> _Material provided_:
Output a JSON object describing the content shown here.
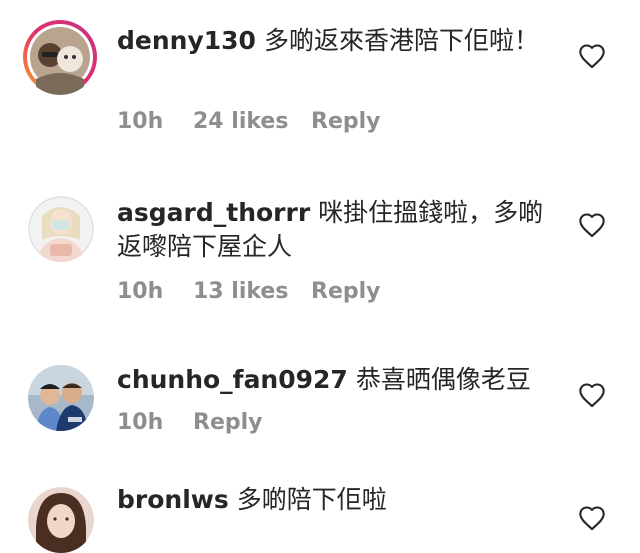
{
  "comments": [
    {
      "username": "denny130",
      "text": "多啲返來香港陪下佢啦！",
      "time": "10h",
      "likes": "24 likes",
      "reply": "Reply",
      "story_ring": true
    },
    {
      "username": "asgard_thorrr",
      "text": "咪掛住搵錢啦，多啲返嚟陪下屋企人",
      "time": "10h",
      "likes": "13 likes",
      "reply": "Reply",
      "story_ring": false
    },
    {
      "username": "chunho_fan0927",
      "text": "恭喜晒偶像老豆",
      "time": "10h",
      "reply": "Reply",
      "story_ring": false
    },
    {
      "username": "bronlws",
      "text": "多啲陪下佢啦",
      "story_ring": false
    }
  ],
  "colors": {
    "text": "#262626",
    "secondary": "#8e8e8e",
    "story_ring_start": "#f9a825",
    "story_ring_end": "#c13584"
  },
  "icons": {
    "like": "heart-outline-icon"
  }
}
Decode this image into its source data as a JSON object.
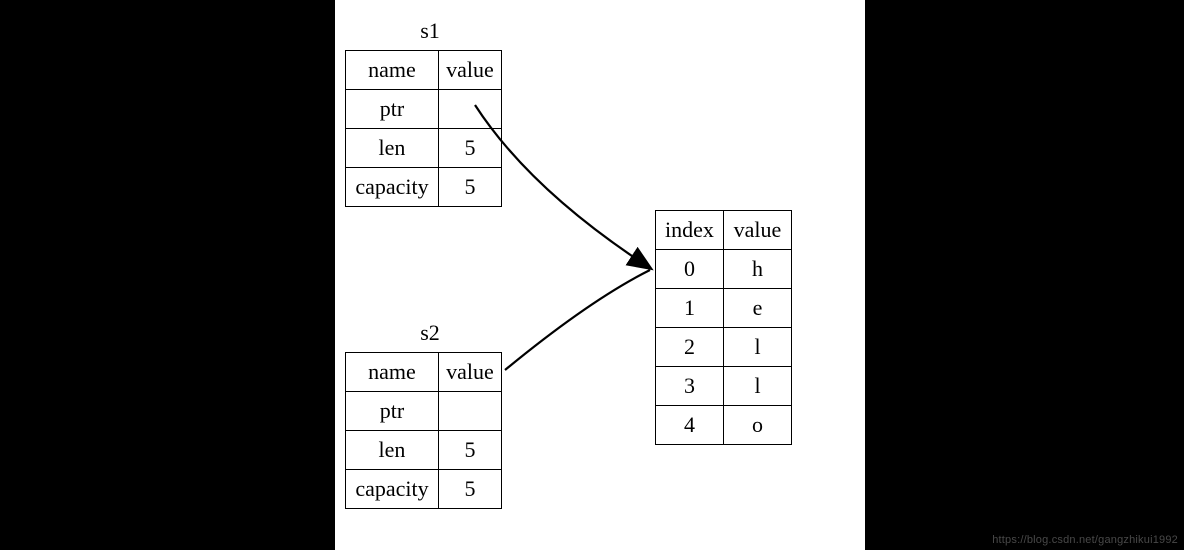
{
  "s1": {
    "title": "s1",
    "headers": {
      "name": "name",
      "value": "value"
    },
    "rows": [
      {
        "name": "ptr",
        "value": ""
      },
      {
        "name": "len",
        "value": "5"
      },
      {
        "name": "capacity",
        "value": "5"
      }
    ]
  },
  "s2": {
    "title": "s2",
    "headers": {
      "name": "name",
      "value": "value"
    },
    "rows": [
      {
        "name": "ptr",
        "value": ""
      },
      {
        "name": "len",
        "value": "5"
      },
      {
        "name": "capacity",
        "value": "5"
      }
    ]
  },
  "heap": {
    "headers": {
      "index": "index",
      "value": "value"
    },
    "rows": [
      {
        "index": "0",
        "value": "h"
      },
      {
        "index": "1",
        "value": "e"
      },
      {
        "index": "2",
        "value": "l"
      },
      {
        "index": "3",
        "value": "l"
      },
      {
        "index": "4",
        "value": "o"
      }
    ]
  },
  "watermark": "https://blog.csdn.net/gangzhikui1992"
}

> _Task_: In the records above, locate the line with "Decode this image"; output it and each line after it through the last one, exactly, omitting pictures.

> _Output of the task_:
Decode this image into its source data as a JSON object.
{
  "s1": {
    "title": "s1",
    "headers": {
      "name": "name",
      "value": "value"
    },
    "rows": [
      {
        "name": "ptr",
        "value": ""
      },
      {
        "name": "len",
        "value": "5"
      },
      {
        "name": "capacity",
        "value": "5"
      }
    ]
  },
  "s2": {
    "title": "s2",
    "headers": {
      "name": "name",
      "value": "value"
    },
    "rows": [
      {
        "name": "ptr",
        "value": ""
      },
      {
        "name": "len",
        "value": "5"
      },
      {
        "name": "capacity",
        "value": "5"
      }
    ]
  },
  "heap": {
    "headers": {
      "index": "index",
      "value": "value"
    },
    "rows": [
      {
        "index": "0",
        "value": "h"
      },
      {
        "index": "1",
        "value": "e"
      },
      {
        "index": "2",
        "value": "l"
      },
      {
        "index": "3",
        "value": "l"
      },
      {
        "index": "4",
        "value": "o"
      }
    ]
  },
  "watermark": "https://blog.csdn.net/gangzhikui1992"
}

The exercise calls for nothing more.